• [Work required]
Copy each of the entries below verbatim, line for line, with nothing added, dropped or altered.

• [Dataset content]
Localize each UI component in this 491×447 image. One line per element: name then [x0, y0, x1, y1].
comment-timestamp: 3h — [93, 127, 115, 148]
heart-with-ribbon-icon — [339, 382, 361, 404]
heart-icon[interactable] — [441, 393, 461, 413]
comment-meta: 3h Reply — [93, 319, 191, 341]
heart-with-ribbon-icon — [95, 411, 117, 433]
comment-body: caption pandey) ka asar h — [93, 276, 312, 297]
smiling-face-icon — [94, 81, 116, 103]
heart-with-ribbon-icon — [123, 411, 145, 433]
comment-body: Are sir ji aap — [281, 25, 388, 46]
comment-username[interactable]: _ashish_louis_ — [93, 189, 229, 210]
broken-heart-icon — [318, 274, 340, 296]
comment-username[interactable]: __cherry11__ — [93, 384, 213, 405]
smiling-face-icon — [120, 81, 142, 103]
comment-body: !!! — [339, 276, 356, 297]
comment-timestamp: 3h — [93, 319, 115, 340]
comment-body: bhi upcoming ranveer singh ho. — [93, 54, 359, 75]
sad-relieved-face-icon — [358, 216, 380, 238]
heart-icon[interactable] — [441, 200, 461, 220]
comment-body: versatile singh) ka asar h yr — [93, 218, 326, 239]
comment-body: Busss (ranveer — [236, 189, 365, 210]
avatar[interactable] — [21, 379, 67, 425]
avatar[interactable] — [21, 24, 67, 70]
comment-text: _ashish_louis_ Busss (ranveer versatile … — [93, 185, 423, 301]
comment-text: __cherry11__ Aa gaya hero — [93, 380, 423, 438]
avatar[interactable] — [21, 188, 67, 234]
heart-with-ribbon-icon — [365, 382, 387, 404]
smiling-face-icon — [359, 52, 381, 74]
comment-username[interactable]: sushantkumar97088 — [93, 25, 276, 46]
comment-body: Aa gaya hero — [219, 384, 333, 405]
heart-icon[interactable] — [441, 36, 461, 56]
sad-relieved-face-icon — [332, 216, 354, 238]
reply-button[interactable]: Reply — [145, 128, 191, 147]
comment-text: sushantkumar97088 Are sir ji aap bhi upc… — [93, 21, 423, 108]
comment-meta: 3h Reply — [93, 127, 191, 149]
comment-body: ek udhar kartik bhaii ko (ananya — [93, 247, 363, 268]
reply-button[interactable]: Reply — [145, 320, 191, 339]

• [Task response]
Localize each UI component in this 491×447 image. One line per element: name then [x0, y0, x1, y1].
comment-timestamp: 3h — [93, 127, 115, 148]
heart-with-ribbon-icon — [339, 382, 361, 404]
heart-icon[interactable] — [441, 393, 461, 413]
comment-meta: 3h Reply — [93, 319, 191, 341]
heart-with-ribbon-icon — [95, 411, 117, 433]
comment-body: caption pandey) ka asar h — [93, 276, 312, 297]
smiling-face-icon — [94, 81, 116, 103]
heart-with-ribbon-icon — [123, 411, 145, 433]
comment-body: Are sir ji aap — [281, 25, 388, 46]
comment-username[interactable]: _ashish_louis_ — [93, 189, 229, 210]
broken-heart-icon — [318, 274, 340, 296]
comment-username[interactable]: __cherry11__ — [93, 384, 213, 405]
smiling-face-icon — [120, 81, 142, 103]
comment-body: !!! — [339, 276, 356, 297]
comment-timestamp: 3h — [93, 319, 115, 340]
comment-body: bhi upcoming ranveer singh ho. — [93, 54, 359, 75]
sad-relieved-face-icon — [358, 216, 380, 238]
heart-icon[interactable] — [441, 200, 461, 220]
comment-body: versatile singh) ka asar h yr — [93, 218, 326, 239]
comment-body: Busss (ranveer — [236, 189, 365, 210]
avatar[interactable] — [21, 379, 67, 425]
avatar[interactable] — [21, 24, 67, 70]
comment-text: _ashish_louis_ Busss (ranveer versatile … — [93, 185, 423, 301]
comment-text: __cherry11__ Aa gaya hero — [93, 380, 423, 438]
avatar[interactable] — [21, 188, 67, 234]
heart-with-ribbon-icon — [365, 382, 387, 404]
smiling-face-icon — [359, 52, 381, 74]
comment-username[interactable]: sushantkumar97088 — [93, 25, 276, 46]
comment-body: Aa gaya hero — [219, 384, 333, 405]
heart-icon[interactable] — [441, 36, 461, 56]
sad-relieved-face-icon — [332, 216, 354, 238]
reply-button[interactable]: Reply — [145, 128, 191, 147]
comment-text: sushantkumar97088 Are sir ji aap bhi upc… — [93, 21, 423, 108]
comment-meta: 3h Reply — [93, 127, 191, 149]
comment-body: ek udhar kartik bhaii ko (ananya — [93, 247, 363, 268]
reply-button[interactable]: Reply — [145, 320, 191, 339]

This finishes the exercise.